Subparagraph f of the first subparagraph does not apply to data processing carried out by public authorities in connection with their duties.

According to paragraph 2 of the article, Member States may maintain or introduce more detailed provisions to adapt the application of the rules laid down in this Regulation to the processing carried out to comply with points (c) and (e) of paragraph 1 by specifying more precisely the specific requirements for data processing and other measures that ensure the legal and appropriate processing of data, inter alia in other special processing situations as stipulated in Chapter IX.

According to paragraph 3 of the article, the basis of the processing referred to in points c and e of paragraph 1 above must be determined either
a) in Union law; or
b) in the legislation of the Member State applicable to the data controller.

The purpose of the processing is defined in the relevant legal basis for the processing or, in the processing referred to in point 1, point e, it must be necessary for the performance of a task in the public interest or for the exercise of a public authority vested in the controller. The legal basis for the processing in question may contain special provisions that adjust the application of the rules of this regulation, including: general conditions regarding the legality of the data processing performed by the data controller; the type of data processed; relevant data subjects, entities to which and purposes for which personal data may be disclosed; purpose-relatedness; retention periods; and processing actions and procedures, including measures intended to ensure legal and appropriate data processing, such as measures for other special data processing situations presented in Chapter IX. Union law or Member State legislation must fulfill an objective in the public interest and be proportionate to the legitimate aim it pursues.

Layout region records:

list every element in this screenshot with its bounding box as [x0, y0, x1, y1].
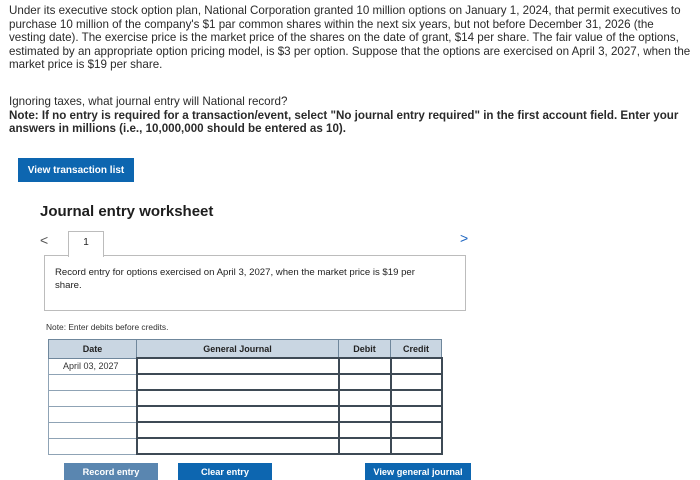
table-row	[48, 421, 443, 439]
credit-input[interactable]	[389, 373, 443, 391]
date-header: Date	[48, 339, 137, 359]
account-input[interactable]	[135, 421, 340, 439]
table-row	[48, 437, 443, 455]
record-entry-button[interactable]: Record entry	[64, 463, 158, 480]
general-journal-header: General Journal	[136, 339, 339, 359]
table-row	[48, 405, 443, 423]
table-row	[48, 389, 443, 407]
journal-header-row: Date General Journal Debit Credit	[48, 339, 442, 359]
journal-table: Date General Journal Debit Credit April …	[48, 339, 443, 455]
debit-credit-note: Note: Enter debits before credits.	[46, 322, 169, 332]
credit-input[interactable]	[389, 389, 443, 407]
question-note: Note: If no entry is required for a tran…	[9, 108, 679, 136]
account-input[interactable]	[135, 437, 340, 455]
date-cell	[48, 389, 137, 407]
debit-input[interactable]	[337, 437, 392, 455]
clear-entry-button[interactable]: Clear entry	[178, 463, 272, 480]
instruction-panel: Record entry for options exercised on Ap…	[44, 255, 466, 311]
problem-statement: Under its executive stock option plan, N…	[9, 4, 691, 72]
date-cell	[48, 405, 137, 423]
date-cell: April 03, 2027	[48, 357, 137, 375]
table-row	[48, 373, 443, 391]
account-input[interactable]	[135, 373, 340, 391]
debit-input[interactable]	[337, 373, 392, 391]
instruction-text: Record entry for options exercised on Ap…	[55, 267, 415, 291]
table-row: April 03, 2027	[48, 357, 443, 375]
view-transaction-list-button[interactable]: View transaction list	[18, 158, 134, 182]
account-input[interactable]	[135, 389, 340, 407]
question-prompt: Ignoring taxes, what journal entry will …	[9, 95, 288, 108]
debit-input[interactable]	[337, 405, 392, 423]
credit-input[interactable]	[389, 357, 443, 375]
date-cell	[48, 437, 137, 455]
credit-input[interactable]	[389, 437, 443, 455]
debit-input[interactable]	[337, 357, 392, 375]
date-cell	[48, 373, 137, 391]
tab-entry-1[interactable]: 1	[68, 231, 104, 257]
worksheet-title: Journal entry worksheet	[40, 203, 214, 220]
chevron-left-icon[interactable]: <	[40, 232, 48, 248]
debit-header: Debit	[338, 339, 391, 359]
question-block: Ignoring taxes, what journal entry will …	[9, 95, 693, 136]
debit-input[interactable]	[337, 421, 392, 439]
account-input[interactable]	[135, 405, 340, 423]
credit-input[interactable]	[389, 421, 443, 439]
view-general-journal-button[interactable]: View general journal	[365, 463, 471, 480]
credit-header: Credit	[390, 339, 442, 359]
credit-input[interactable]	[389, 405, 443, 423]
debit-input[interactable]	[337, 389, 392, 407]
date-cell	[48, 421, 137, 439]
account-input[interactable]	[135, 357, 340, 375]
chevron-right-icon[interactable]: >	[460, 230, 468, 246]
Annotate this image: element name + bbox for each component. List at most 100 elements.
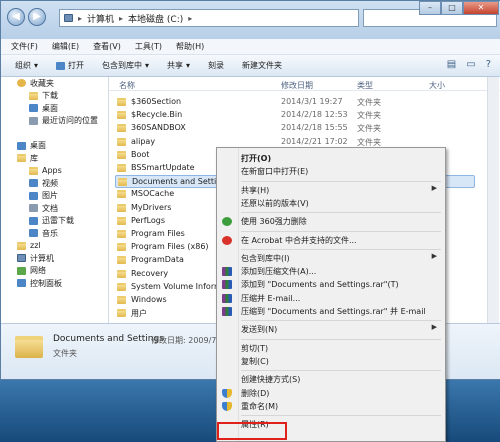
view-options-icon[interactable]: ▤ [447,59,456,70]
share-button[interactable]: 共享 ▾ [167,60,190,71]
file-date: 2014/2/21 17:02 [281,136,348,146]
menu-item[interactable]: 创建快捷方式(S) [217,373,445,386]
sidebar-item[interactable]: 视频 [1,177,108,190]
menu-item[interactable]: 剪切(T) [217,342,445,355]
folder-icon [117,164,126,172]
column-size[interactable]: 大小 [429,80,445,91]
shield-icon [222,401,232,411]
menu-view[interactable]: 查看(V) [93,41,121,52]
new-folder-button[interactable]: 新建文件夹 [242,60,282,71]
organize-button[interactable]: 组织 ▾ [15,60,38,71]
file-name: alipay [131,136,156,146]
menu-item[interactable]: 共享(H) ▶ [217,184,445,197]
menu-item[interactable]: 重命名(M) [217,400,445,413]
column-name[interactable]: 名称 [119,80,135,91]
menu-item-label: 共享(H) [241,185,270,195]
sidebar-item[interactable]: 网络 [1,265,108,278]
include-in-library-button[interactable]: 包含到库中 ▾ [102,60,149,71]
folder-icon [117,282,126,291]
sidebar-item[interactable]: 控制面板 [1,277,108,290]
recent-icon [29,116,38,125]
sidebar-item[interactable]: 收藏夹 [1,77,108,90]
folder-icon [117,111,126,120]
folder-icon [15,336,43,358]
file-date: 2014/2/18 15:55 [281,123,348,133]
file-row[interactable]: 360SANDBOX 2014/2/18 15:55 文件夹 [115,122,475,135]
menu-item[interactable]: 包含到库中(I) ▶ [217,252,445,265]
column-date[interactable]: 修改日期 [281,80,313,91]
menu-item[interactable]: 打开(O) [217,152,445,165]
file-row[interactable]: $360Section 2014/3/1 19:27 文件夹 [115,96,475,109]
folder-icon [117,296,126,304]
sidebar-item[interactable]: 下载 [1,90,108,103]
menu-item-label: 添加到压缩文件(A)... [241,267,317,277]
help-icon[interactable]: ? [486,59,491,70]
menu-item[interactable]: 压缩到 "Documents and Settings.rar" 并 E-mai… [217,305,445,318]
menu-item[interactable]: 使用 360强力删除 [217,215,445,228]
file-name: Boot [131,149,150,159]
music-icon [29,229,38,238]
preview-pane-icon[interactable]: ▭ [466,59,475,70]
burn-button[interactable]: 刻录 [208,60,224,71]
sidebar-item-label: 桌面 [42,103,58,113]
menu-tools[interactable]: 工具(T) [135,41,162,52]
sidebar-item[interactable]: 文档 [1,202,108,215]
menu-item-label: 重命名(M) [241,401,279,411]
menu-item[interactable]: 复制(C) [217,355,445,368]
menu-item[interactable]: 还原以前的版本(V) [217,197,445,210]
sidebar-item[interactable]: 桌面 [1,140,108,153]
maximize-button[interactable]: □ [441,1,463,15]
sidebar-item[interactable]: 音乐 [1,227,108,240]
control-panel-icon [17,279,26,288]
navigation-pane: 收藏夹 下载 桌面 最近访问的位置 桌面库 Apps 视频 图片 文档 迅雷下载 音乐 zzl 计算机网… [1,77,109,323]
folder-icon [117,256,126,265]
open-button[interactable]: 打开 [56,60,84,71]
sidebar-item[interactable]: 计算机 [1,252,108,265]
folder-icon [117,243,126,252]
view-controls: ▤ ▭ ? [447,59,491,70]
folder-icon [117,269,126,278]
sidebar-item[interactable]: 库 [1,152,108,165]
menu-help[interactable]: 帮助(H) [176,41,204,52]
column-type[interactable]: 类型 [357,80,373,91]
file-row[interactable]: $Recycle.Bin 2014/2/18 12:53 文件夹 [115,109,475,122]
menu-item[interactable]: 添加到 "Documents and Settings.rar"(T) [217,278,445,291]
menu-separator [241,320,441,322]
sidebar-item-label: 图片 [42,191,58,201]
menu-item[interactable]: 在新窗口中打开(E) [217,165,445,178]
user-icon [17,241,26,250]
back-button[interactable]: ◀ [7,8,25,26]
vertical-scrollbar[interactable] [487,77,499,323]
menu-edit[interactable]: 编辑(E) [52,41,79,52]
sidebar-item[interactable]: 最近访问的位置 [1,115,108,128]
menu-file[interactable]: 文件(F) [11,41,38,52]
details-type: 文件夹 [53,349,77,358]
forward-button[interactable]: ▶ [28,8,46,26]
breadcrumb-computer[interactable]: 计算机 [87,12,114,25]
sidebar-item[interactable]: Apps [1,165,108,178]
menu-item-label: 还原以前的版本(V) [241,198,309,208]
computer-icon [64,14,73,22]
q360-icon [222,217,232,227]
folder-icon [117,98,126,106]
menu-item[interactable]: 添加到压缩文件(A)... [217,265,445,278]
menu-item-label: 剪切(T) [241,343,269,353]
menu-item[interactable]: 发送到(N) ▶ [217,323,445,336]
acrobat-icon [222,235,232,245]
menu-item[interactable]: 压缩并 E-mail... [217,292,445,305]
sidebar-item[interactable]: zzl [1,240,108,253]
include-label: 包含到库中 [102,61,143,70]
menu-item[interactable]: 在 Acrobat 中合并支持的文件... [217,234,445,247]
address-bar[interactable]: ▸ 计算机 ▸ 本地磁盘 (C:) ▸ [59,9,359,27]
rar-icon [222,293,232,303]
sidebar-item[interactable]: 桌面 [1,102,108,115]
computer-icon [17,254,26,263]
sidebar-item[interactable]: 图片 [1,190,108,203]
document-icon [29,204,38,213]
minimize-button[interactable]: – [419,1,441,15]
sidebar-item[interactable]: 迅雷下载 [1,215,108,228]
close-button[interactable]: ✕ [463,1,499,15]
menu-separator [241,180,441,182]
menu-item[interactable]: 删除(D) [217,387,445,400]
breadcrumb-drive-c[interactable]: 本地磁盘 (C:) [128,12,183,25]
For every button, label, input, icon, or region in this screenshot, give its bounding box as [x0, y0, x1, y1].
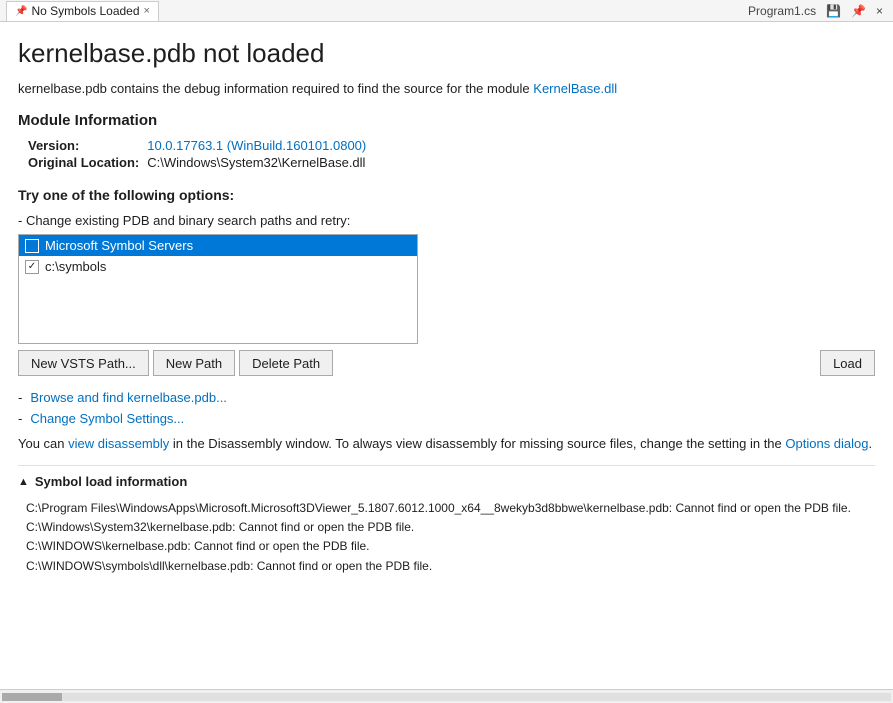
buttons-row: New VSTS Path... New Path Delete Path Lo…: [18, 350, 875, 376]
change-paths-label: - Change existing PDB and binary search …: [18, 213, 875, 228]
version-value: 10.0.17763.1 (WinBuild.160101.0800): [147, 137, 374, 154]
tab-bar: 📌 No Symbols Loaded ×: [6, 1, 159, 21]
title-bar-filename: Program1.cs: [744, 4, 820, 18]
options-dialog-link[interactable]: Options dialog: [785, 436, 868, 451]
info-text: You can view disassembly in the Disassem…: [18, 436, 875, 451]
tab-close-icon[interactable]: ×: [144, 5, 150, 17]
info-prefix: You can: [18, 436, 68, 451]
new-vsts-path-button[interactable]: New VSTS Path...: [18, 350, 149, 376]
symbol-log: C:\Program Files\WindowsApps\Microsoft.M…: [18, 495, 875, 580]
title-bar: 📌 No Symbols Loaded × Program1.cs 💾 📌 ×: [0, 0, 893, 22]
module-info-section: Module Information Version: 10.0.17763.1…: [18, 112, 875, 171]
tab-pin-icon[interactable]: 📌: [15, 6, 27, 17]
module-info-table: Version: 10.0.17763.1 (WinBuild.160101.0…: [28, 137, 374, 171]
main-content: kernelbase.pdb not loaded kernelbase.pdb…: [0, 22, 893, 689]
description-prefix: kernelbase.pdb contains the debug inform…: [18, 81, 533, 96]
save-icon[interactable]: 💾: [822, 4, 845, 18]
info-suffix: .: [869, 436, 873, 451]
change-paths-section: - Change existing PDB and binary search …: [18, 213, 875, 376]
delete-path-button[interactable]: Delete Path: [239, 350, 333, 376]
change-symbol-settings-link[interactable]: Change Symbol Settings...: [30, 411, 184, 426]
log-line-3: C:\WINDOWS\symbols\dll\kernelbase.pdb: C…: [26, 557, 867, 576]
title-bar-right: Program1.cs 💾 📌 ×: [744, 4, 887, 18]
pin-icon[interactable]: 📌: [847, 4, 870, 18]
item-checkbox-0[interactable]: [25, 239, 39, 253]
change-symbol-link-line: - Change Symbol Settings...: [18, 411, 875, 426]
item-label-1: c:\symbols: [45, 259, 106, 274]
collapse-arrow-icon: ▲: [18, 476, 29, 488]
module-info-title: Module Information: [18, 112, 875, 129]
location-label: Original Location:: [28, 154, 147, 171]
tab-label: No Symbols Loaded: [31, 4, 139, 18]
description-highlight: KernelBase.dll: [533, 81, 617, 96]
view-disassembly-link[interactable]: view disassembly: [68, 436, 169, 451]
version-row: Version: 10.0.17763.1 (WinBuild.160101.0…: [28, 137, 374, 154]
page-title: kernelbase.pdb not loaded: [18, 38, 875, 69]
description: kernelbase.pdb contains the debug inform…: [18, 81, 875, 96]
symbol-load-header[interactable]: ▲ Symbol load information: [18, 474, 875, 489]
options-section: Try one of the following options: - Chan…: [18, 187, 875, 426]
log-line-2: C:\WINDOWS\kernelbase.pdb: Cannot find o…: [26, 537, 867, 556]
browse-link-line: - Browse and find kernelbase.pdb...: [18, 390, 875, 405]
load-button[interactable]: Load: [820, 350, 875, 376]
list-item[interactable]: c:\symbols: [19, 256, 417, 277]
symbol-load-title: Symbol load information: [35, 474, 187, 489]
list-item[interactable]: Microsoft Symbol Servers: [19, 235, 417, 256]
location-row: Original Location: C:\Windows\System32\K…: [28, 154, 374, 171]
item-checkbox-1[interactable]: [25, 260, 39, 274]
log-line-0: C:\Program Files\WindowsApps\Microsoft.M…: [26, 499, 867, 518]
symbol-load-section: ▲ Symbol load information C:\Program Fil…: [18, 465, 875, 580]
info-middle: in the Disassembly window. To always vie…: [169, 436, 785, 451]
item-label-0: Microsoft Symbol Servers: [45, 238, 193, 253]
log-line-1: C:\Windows\System32\kernelbase.pdb: Cann…: [26, 518, 867, 537]
new-path-button[interactable]: New Path: [153, 350, 235, 376]
options-title: Try one of the following options:: [18, 187, 875, 203]
scrollbar-track[interactable]: [2, 693, 891, 701]
location-value: C:\Windows\System32\KernelBase.dll: [147, 154, 374, 171]
paths-listbox[interactable]: Microsoft Symbol Servers c:\symbols: [18, 234, 418, 344]
no-symbols-tab[interactable]: 📌 No Symbols Loaded ×: [6, 1, 159, 21]
browse-link[interactable]: Browse and find kernelbase.pdb...: [30, 390, 227, 405]
bottom-scrollbar[interactable]: [0, 689, 893, 703]
scrollbar-thumb[interactable]: [2, 693, 62, 701]
version-label: Version:: [28, 137, 147, 154]
close-btn[interactable]: ×: [872, 4, 887, 18]
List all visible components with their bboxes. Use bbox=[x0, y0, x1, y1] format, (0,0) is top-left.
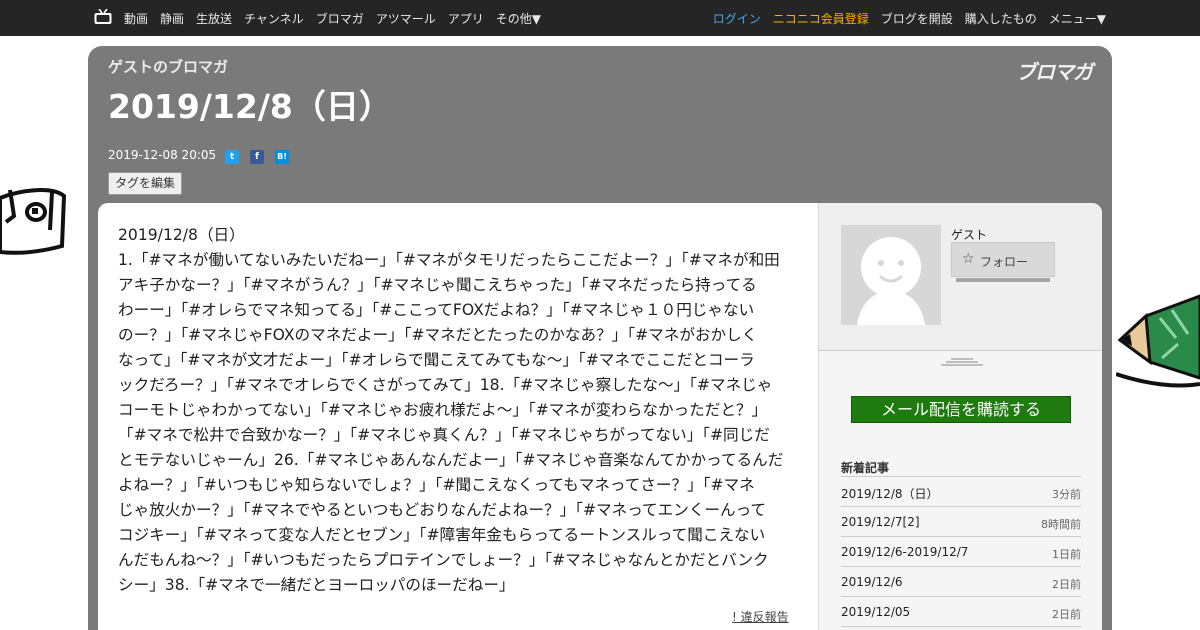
recent-article-title[interactable]: 2019/12/6-2019/12/7 bbox=[841, 545, 968, 559]
article-title: 2019/12/8（日） bbox=[108, 87, 392, 126]
article-line: コジキー」「#マネって変な人だとセブン」「#障害年金もらってるートンスルって聞こ… bbox=[118, 526, 766, 544]
hatena-bookmark-icon[interactable]: B! bbox=[275, 150, 289, 164]
menu-dropdown[interactable]: メニュー▼ bbox=[1049, 10, 1106, 27]
recent-article-item[interactable]: 2019/12/05 2日前 bbox=[841, 597, 1081, 627]
recent-articles-heading: 新着記事 bbox=[841, 461, 890, 475]
recent-article-title[interactable]: 2019/12/6 bbox=[841, 575, 903, 589]
follow-label: フォロー bbox=[980, 255, 1029, 269]
article-body: 2019/12/8（日） 1.「#マネが働いてないみたいだねー」「#マネがタモリ… bbox=[118, 223, 803, 598]
purchased-link[interactable]: 購入したもの bbox=[965, 10, 1037, 27]
blog-name[interactable]: ゲストのブロマガ bbox=[108, 56, 228, 77]
nav-item-douga[interactable]: 動画 bbox=[124, 10, 148, 27]
article-line: のー？」「#マネじゃFOXのマネだよー」「#マネだとたったのかなあ？」「#マネが… bbox=[118, 326, 758, 344]
nav-item-seiga[interactable]: 静画 bbox=[160, 10, 184, 27]
tag-edit-button[interactable]: タグを編集 bbox=[108, 172, 183, 195]
recent-article-item[interactable]: 2019/12/6-2019/12/7 1日前 bbox=[841, 537, 1081, 567]
recent-article-age: 2日前 bbox=[1052, 578, 1081, 591]
register-link[interactable]: ニコニコ会員登録 bbox=[773, 10, 869, 27]
article-line: なって」「#マネが文才だよー」「#オレらで聞こえてみてもな〜」「#マネでここだと… bbox=[118, 351, 755, 369]
article-line: とモテないじゃーん」26.「#マネじゃあんなんだよー」「#マネじゃ音楽なんてかか… bbox=[118, 451, 784, 469]
nav-item-blomaga[interactable]: ブロマガ bbox=[316, 10, 364, 27]
service-nav: 動画 静画 生放送 チャンネル ブロマガ アツマール アプリ その他▼ bbox=[124, 0, 553, 36]
recent-article-title[interactable]: 2019/12/05 bbox=[841, 605, 910, 619]
recent-article-item[interactable]: 2019/12/7[2] 8時間前 bbox=[841, 507, 1081, 537]
article-panel: 2019/12/8（日） 1.「#マネが働いてないみたいだねー」「#マネがタモリ… bbox=[98, 203, 1102, 630]
nav-item-live[interactable]: 生放送 bbox=[196, 10, 232, 27]
facebook-share-icon[interactable]: f bbox=[250, 150, 264, 164]
article-line: 「#マネで松井で合致かなー？」「#マネじゃ真くん？」「#マネじゃちがってない」「… bbox=[118, 426, 770, 444]
top-nav-bar: 動画 静画 生放送 チャンネル ブロマガ アツマール アプリ その他▼ ログイン… bbox=[0, 0, 1200, 36]
background-illustration-left bbox=[0, 188, 67, 255]
star-icon: ☆ bbox=[962, 251, 975, 267]
user-name[interactable]: ゲスト bbox=[951, 226, 987, 243]
sidebar: ゲスト ☆ フォロー メール配信を購読する 新着記事 2019/12/8（日） … bbox=[818, 203, 1102, 630]
recent-article-age: 1日前 bbox=[1052, 548, 1081, 561]
login-link[interactable]: ログイン bbox=[713, 10, 761, 27]
article-line: アキ子かなー？」「#マネがうん？」「#マネじゃ聞こえちゃった」「#マネだったら持… bbox=[118, 276, 757, 294]
follow-button[interactable]: ☆ フォロー bbox=[951, 242, 1055, 277]
recent-article-item[interactable]: 2019/12/6 2日前 bbox=[841, 567, 1081, 597]
blomaga-logo[interactable]: ブロマガ bbox=[1016, 56, 1093, 85]
account-nav: ログイン ニコニコ会員登録 ブログを開設 購入したもの メニュー▼ bbox=[713, 0, 1106, 36]
article-line: 1.「#マネが働いてないみたいだねー」「#マネがタモリだったらここだよー？」「#… bbox=[118, 251, 780, 269]
nav-item-app[interactable]: アプリ bbox=[448, 10, 484, 27]
recent-article-title[interactable]: 2019/12/8（日） bbox=[841, 485, 939, 502]
recent-article-age: 8時間前 bbox=[1041, 518, 1081, 531]
article-line: シー」38.「#マネで一緒だとヨーロッパのほーだねー」 bbox=[118, 576, 515, 594]
recent-article-age: 3分前 bbox=[1052, 488, 1081, 501]
niconico-tv-icon[interactable] bbox=[94, 9, 112, 25]
article-line: 2019/12/8（日） bbox=[118, 226, 245, 244]
profile-card: ゲスト ☆ フォロー bbox=[819, 203, 1102, 351]
article-line: じゃ放火かー？」「#マネでやるといつもどおりなんだよねー？」「#マネってエンくー… bbox=[118, 501, 767, 519]
follow-button-shadow bbox=[956, 278, 1050, 282]
nav-item-atsumaru[interactable]: アツマール bbox=[376, 10, 436, 27]
article-date: 2019-12-08 20:05 bbox=[108, 148, 217, 162]
article-line: よねー？」「#いつもじゃ知らないでしょ？」「#聞こえなくってもマネってさー？」「… bbox=[118, 476, 755, 494]
avatar[interactable] bbox=[841, 225, 941, 325]
recent-article-title[interactable]: 2019/12/7[2] bbox=[841, 515, 920, 529]
grip-handle-icon[interactable] bbox=[941, 358, 983, 366]
article-line: んだもんね〜？」「#いつもだったらプロテインでしょー？」「#マネじゃなんとかだと… bbox=[118, 551, 769, 569]
report-violation-link[interactable]: ! 違反報告 bbox=[732, 608, 789, 625]
pencil-illustration-right bbox=[1116, 294, 1200, 388]
twitter-share-icon[interactable]: t bbox=[225, 150, 239, 164]
default-avatar-icon bbox=[857, 237, 925, 325]
article-line: ックだろー？」「#マネでオレらでくさがってみて」18.「#マネじゃ察したな〜」「… bbox=[118, 376, 773, 394]
recent-articles-list: 2019/12/8（日） 3分前 2019/12/7[2] 8時間前 2019/… bbox=[841, 476, 1081, 627]
recent-article-item[interactable]: 2019/12/8（日） 3分前 bbox=[841, 477, 1081, 507]
subscribe-email-button[interactable]: メール配信を購読する bbox=[851, 396, 1071, 423]
recent-article-age: 2日前 bbox=[1052, 608, 1081, 621]
open-blog-link[interactable]: ブログを開設 bbox=[881, 10, 953, 27]
nav-item-channel[interactable]: チャンネル bbox=[244, 10, 304, 27]
article-line: わーー」「#オレらでマネ知ってる」「#ここってFOXだよね？」「#マネじゃ１０円… bbox=[118, 301, 755, 319]
article-line: コーモトじゃわかってない」「#マネじゃお疲れ様だよ〜」「#マネが変わらなかっただ… bbox=[118, 401, 768, 419]
nav-item-other[interactable]: その他▼ bbox=[496, 10, 541, 27]
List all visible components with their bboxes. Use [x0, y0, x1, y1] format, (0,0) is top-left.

**YOUR TASKS**.
- A) Reproduce the portion of the text on the legal basis for data processing starting with "According to paragraph 2" and going on through "the data controller.".
- B) Answer these questions using the text on the legal basis for data processing:
(i) Which subparagraph does not apply to data processing carried out by public authorities in connection with their duties?
(ii) Under paragraph 3, in what two sources may the basis of the processing referred to in points c and e of paragraph 1 be determined?
(iii) Besides being proportionate to the legitimate aim it pursues, what must Union law or Member State legislation fulfill?
- C) Pick up the text on the legal basis for data processing at the point where it stops, and continue it.
The records have no connection to the text on the legal basis for data processing.

**RESPONSES**.
- A)
According to paragraph 2 of the article, Member States may maintain or introduce more detailed provisions to adapt the application of the rules laid down in this Regulation to the processing carried out to comply with points (c) and (e) of paragraph 1 by specifying more precisely the specific requirements for data processing and other measures that ensure the legal and appropriate processing of data, inter alia in other special processing situations as stipulated in Chapter IX.

According to paragraph 3 of the article, the basis of the processing referred to in points c and e of paragraph 1 above must be determined either
a) in Union law; or
b) in the legislation of the Member State applicable to the data controller.

- B)
(i) Subparagraph f of the first subparagraph.
(ii) In Union law, or in the legislation of the Member State applicable to the data controller.
(iii) An objective in the public interest.

- C)
Article 10 of the General Data Protection Regulation provides for the processing of personal data related to criminal convictions and violations. According to the article, the processing of personal data related to criminal convictions and violations or related security measures, on the basis of Article 6 paragraph 1, is carried out only under the supervision of an authority or when it is permitted by Union law or the legislation of a Member State, which provides for appropriate safeguards to protect the rights and freedoms of the data subject. A comprehensive criminal record is only kept under the supervision of a public authority.

According to Article 58(2) of the General Data Protection Regulation, each supervisory authority has, among other things, the authority to:
b) issue a notice to the controller or personal data processor if the processing operations have been in violation of this regulation; d) order the controller or personal data processor to bring the processing activities into compliance with the provisions of this regulation, if necessary in a certain way and within a certain deadline.

According to Section 6, Subsection 1, Clauses 1, 2 and 7 of the Data Protection Act, Article 9, Clause 1 of the Data Protection Regulation does not apply:
1) information obtained in the course of the insurance business, processed by the insurance institution, about the state of health, illness, or disability of the insured and the claimant, or about the treatment measures applied to him or comparable actions, which are necessary to clarify the liability of the insurance institution;
2) for the processing of data, which is stipulated by law or which directly results from the task prescribed by law for the controller;
7) for data processing for scientific or historical research or statistics.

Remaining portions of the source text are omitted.